* [What the exercise asks] Type out the data exactly as given. Skip any image.

# Start of Supplied records

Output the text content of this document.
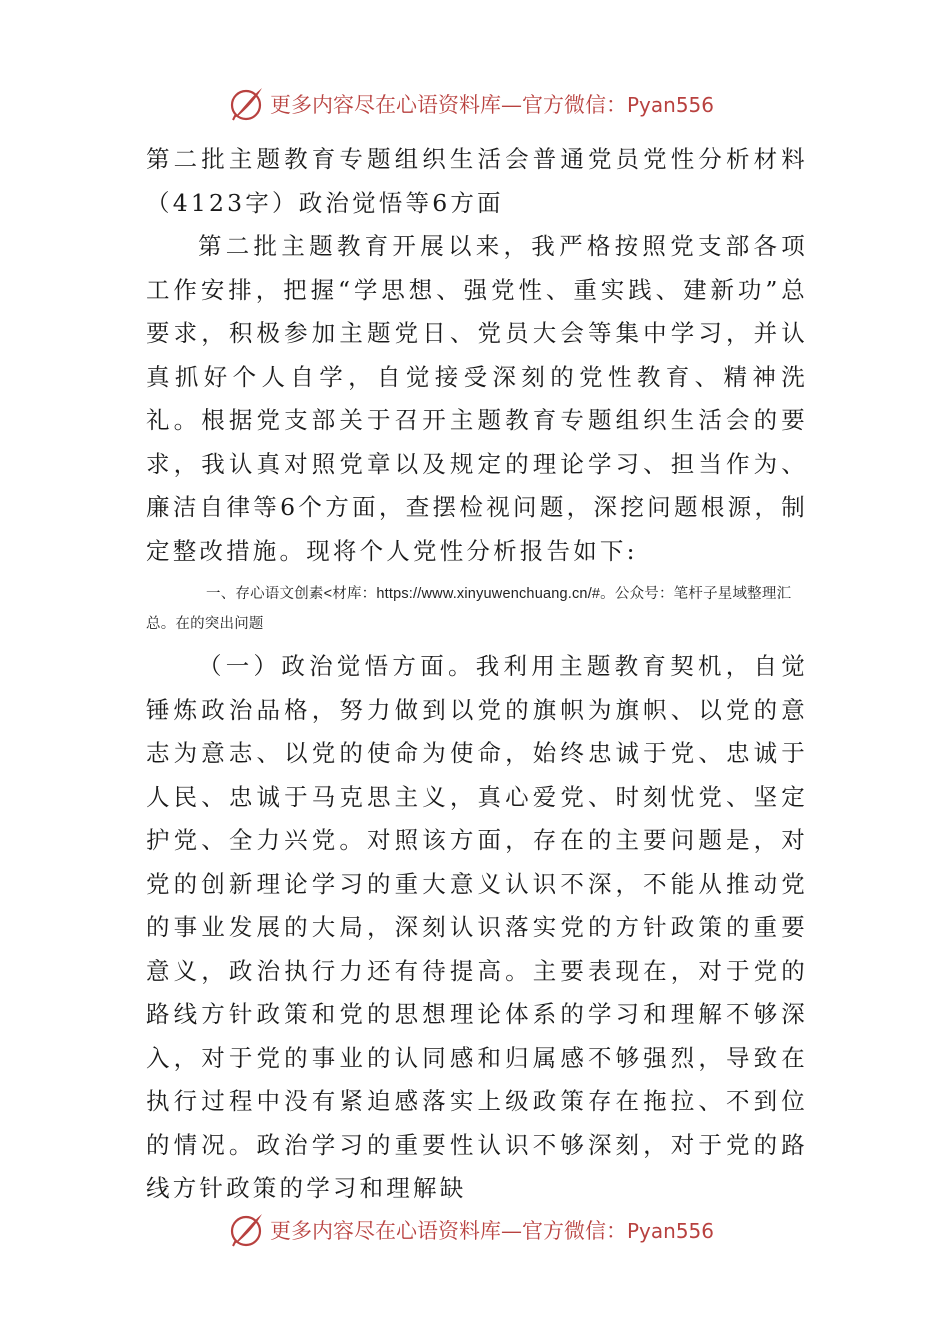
更多内容尽在心语资料库—官方微信：Pyan556

第二批主题教育专题组织生活会普通党员党性分析材料（4123字）政治觉悟等6方面

第二批主题教育开展以来，我严格按照党支部各项工作安排，把握“学思想、强党性、重实践、建新功”总要求，积极参加主题党日、党员大会等集中学习，并认真抓好个人自学，自觉接受深刻的党性教育、精神洗礼。根据党支部关于召开主题教育专题组织生活会的要求，我认真对照党章以及规定的理论学习、担当作为、廉洁自律等6个方面，查摆检视问题，深挖问题根源，制定整改措施。现将个人党性分析报告如下:

一、存心语文创素<材库：https://www.xinyuwenchuang.cn/#。公众号：笔杆子星域整理汇总。在的突出问题

（一）政治觉悟方面。我利用主题教育契机，自觉锤炼政治品格，努力做到以党的旗帜为旗帜、以党的意志为意志、以党的使命为使命，始终忠诚于党、忠诚于人民、忠诚于马克思主义，真心爱党、时刻忧党、坚定护党、全力兴党。对照该方面，存在的主要问题是，对党的创新理论学习的重大意义认识不深，不能从推动党的事业发展的大局，深刻认识落实党的方针政策的重要意义，政治执行力还有待提高。主要表现在，对于党的路线方针政策和党的思想理论体系的学习和理解不够深入，对于党的事业的认同感和归属感不够强烈，导致在执行过程中没有紧迫感落实上级政策存在拖拉、不到位的情况。政治学习的重要性认识不够深刻，对于党的路线方针政策的学习和理解缺

更多内容尽在心语资料库—官方微信：Pyan556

# End of Supplied records

* [Answer]
Output the text content of this document.
更多内容尽在心语资料库—官方微信：Pyan556

第二批主题教育专题组织生活会普通党员党性分析材料（4123字）政治觉悟等6方面

第二批主题教育开展以来，我严格按照党支部各项工作安排，把握“学思想、强党性、重实践、建新功”总要求，积极参加主题党日、党员大会等集中学习，并认真抓好个人自学，自觉接受深刻的党性教育、精神洗礼。根据党支部关于召开主题教育专题组织生活会的要求，我认真对照党章以及规定的理论学习、担当作为、廉洁自律等6个方面，查摆检视问题，深挖问题根源，制定整改措施。现将个人党性分析报告如下:

一、存心语文创素<材库：https://www.xinyuwenchuang.cn/#。公众号：笔杆子星域整理汇总。在的突出问题

（一）政治觉悟方面。我利用主题教育契机，自觉锤炼政治品格，努力做到以党的旗帜为旗帜、以党的意志为意志、以党的使命为使命，始终忠诚于党、忠诚于人民、忠诚于马克思主义，真心爱党、时刻忧党、坚定护党、全力兴党。对照该方面，存在的主要问题是，对党的创新理论学习的重大意义认识不深，不能从推动党的事业发展的大局，深刻认识落实党的方针政策的重要意义，政治执行力还有待提高。主要表现在，对于党的路线方针政策和党的思想理论体系的学习和理解不够深入，对于党的事业的认同感和归属感不够强烈，导致在执行过程中没有紧迫感落实上级政策存在拖拉、不到位的情况。政治学习的重要性认识不够深刻，对于党的路线方针政策的学习和理解缺

更多内容尽在心语资料库—官方微信：Pyan556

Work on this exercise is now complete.